● **Activity**:
Quote each record exactly, please, leaving none out.
*** Data extracts Section Begins ***
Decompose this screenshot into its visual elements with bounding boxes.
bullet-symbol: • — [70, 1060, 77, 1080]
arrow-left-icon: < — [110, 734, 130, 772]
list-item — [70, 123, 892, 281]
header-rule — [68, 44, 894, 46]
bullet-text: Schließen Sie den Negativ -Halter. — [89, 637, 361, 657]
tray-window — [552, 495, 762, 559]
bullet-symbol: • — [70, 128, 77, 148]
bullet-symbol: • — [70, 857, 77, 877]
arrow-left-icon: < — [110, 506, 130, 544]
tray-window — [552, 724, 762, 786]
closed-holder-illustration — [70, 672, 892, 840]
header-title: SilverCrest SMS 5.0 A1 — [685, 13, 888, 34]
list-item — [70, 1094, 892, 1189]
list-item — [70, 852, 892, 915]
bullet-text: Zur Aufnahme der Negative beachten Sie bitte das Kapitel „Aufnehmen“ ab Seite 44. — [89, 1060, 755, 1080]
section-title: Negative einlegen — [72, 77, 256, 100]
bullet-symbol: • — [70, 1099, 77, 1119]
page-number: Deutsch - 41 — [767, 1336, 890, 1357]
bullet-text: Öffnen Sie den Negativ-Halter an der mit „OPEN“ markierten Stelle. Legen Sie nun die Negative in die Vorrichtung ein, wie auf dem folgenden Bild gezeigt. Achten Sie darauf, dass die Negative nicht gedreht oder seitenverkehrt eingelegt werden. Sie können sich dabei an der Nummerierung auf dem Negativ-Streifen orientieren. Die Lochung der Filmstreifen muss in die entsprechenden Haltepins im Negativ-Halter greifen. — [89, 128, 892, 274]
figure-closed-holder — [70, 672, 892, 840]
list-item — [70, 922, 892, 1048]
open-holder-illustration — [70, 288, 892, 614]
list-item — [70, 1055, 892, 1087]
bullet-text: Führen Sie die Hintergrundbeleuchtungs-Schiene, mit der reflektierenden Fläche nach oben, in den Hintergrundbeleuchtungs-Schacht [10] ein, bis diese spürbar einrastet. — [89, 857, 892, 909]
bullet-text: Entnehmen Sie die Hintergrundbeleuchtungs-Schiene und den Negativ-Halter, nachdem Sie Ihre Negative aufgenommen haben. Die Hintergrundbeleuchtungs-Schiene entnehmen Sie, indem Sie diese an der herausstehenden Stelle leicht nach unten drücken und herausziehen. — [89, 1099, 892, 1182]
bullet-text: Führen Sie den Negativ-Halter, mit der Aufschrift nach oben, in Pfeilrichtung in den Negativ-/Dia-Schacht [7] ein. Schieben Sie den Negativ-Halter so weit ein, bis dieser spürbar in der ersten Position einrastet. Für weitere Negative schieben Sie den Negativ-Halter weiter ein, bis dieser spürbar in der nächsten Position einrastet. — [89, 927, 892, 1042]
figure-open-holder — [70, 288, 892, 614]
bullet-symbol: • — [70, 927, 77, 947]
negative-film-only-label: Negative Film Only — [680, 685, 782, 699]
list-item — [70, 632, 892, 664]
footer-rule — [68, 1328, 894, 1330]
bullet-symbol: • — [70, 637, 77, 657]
*** Data extracts Section Ends ***
● **Written solution**:
Decompose this screenshot into its visual elements with bounding boxes.
bullet-symbol: • — [70, 1060, 77, 1080]
arrow-left-icon: < — [110, 734, 130, 772]
list-item — [70, 123, 892, 281]
header-rule — [68, 44, 894, 46]
bullet-text: Schließen Sie den Negativ -Halter. — [89, 637, 361, 657]
tray-window — [552, 495, 762, 559]
bullet-symbol: • — [70, 128, 77, 148]
bullet-symbol: • — [70, 857, 77, 877]
arrow-left-icon: < — [110, 506, 130, 544]
tray-window — [552, 724, 762, 786]
closed-holder-illustration — [70, 672, 892, 840]
header-title: SilverCrest SMS 5.0 A1 — [685, 13, 888, 34]
list-item — [70, 1094, 892, 1189]
list-item — [70, 852, 892, 915]
bullet-text: Zur Aufnahme der Negative beachten Sie bitte das Kapitel „Aufnehmen“ ab Seite 44. — [89, 1060, 755, 1080]
section-title: Negative einlegen — [72, 77, 256, 100]
bullet-symbol: • — [70, 1099, 77, 1119]
page-number: Deutsch - 41 — [767, 1336, 890, 1357]
bullet-text: Öffnen Sie den Negativ-Halter an der mit „OPEN“ markierten Stelle. Legen Sie nun die Negative in die Vorrichtung ein, wie auf dem folgenden Bild gezeigt. Achten Sie darauf, dass die Negative nicht gedreht oder seitenverkehrt eingelegt werden. Sie können sich dabei an der Nummerierung auf dem Negativ-Streifen orientieren. Die Lochung der Filmstreifen muss in die entsprechenden Haltepins im Negativ-Halter greifen. — [89, 128, 892, 274]
figure-closed-holder — [70, 672, 892, 840]
list-item — [70, 922, 892, 1048]
open-holder-illustration — [70, 288, 892, 614]
list-item — [70, 1055, 892, 1087]
bullet-text: Führen Sie die Hintergrundbeleuchtungs-Schiene, mit der reflektierenden Fläche nach oben, in den Hintergrundbeleuchtungs-Schacht [10] ein, bis diese spürbar einrastet. — [89, 857, 892, 909]
bullet-text: Entnehmen Sie die Hintergrundbeleuchtungs-Schiene und den Negativ-Halter, nachdem Sie Ihre Negative aufgenommen haben. Die Hintergrundbeleuchtungs-Schiene entnehmen Sie, indem Sie diese an der herausstehenden Stelle leicht nach unten drücken und herausziehen. — [89, 1099, 892, 1182]
bullet-text: Führen Sie den Negativ-Halter, mit der Aufschrift nach oben, in Pfeilrichtung in den Negativ-/Dia-Schacht [7] ein. Schieben Sie den Negativ-Halter so weit ein, bis dieser spürbar in der ersten Position einrastet. Für weitere Negative schieben Sie den Negativ-Halter weiter ein, bis dieser spürbar in der nächsten Position einrastet. — [89, 927, 892, 1042]
figure-open-holder — [70, 288, 892, 614]
bullet-symbol: • — [70, 927, 77, 947]
negative-film-only-label: Negative Film Only — [680, 685, 782, 699]
list-item — [70, 632, 892, 664]
footer-rule — [68, 1328, 894, 1330]
bullet-symbol: • — [70, 637, 77, 657]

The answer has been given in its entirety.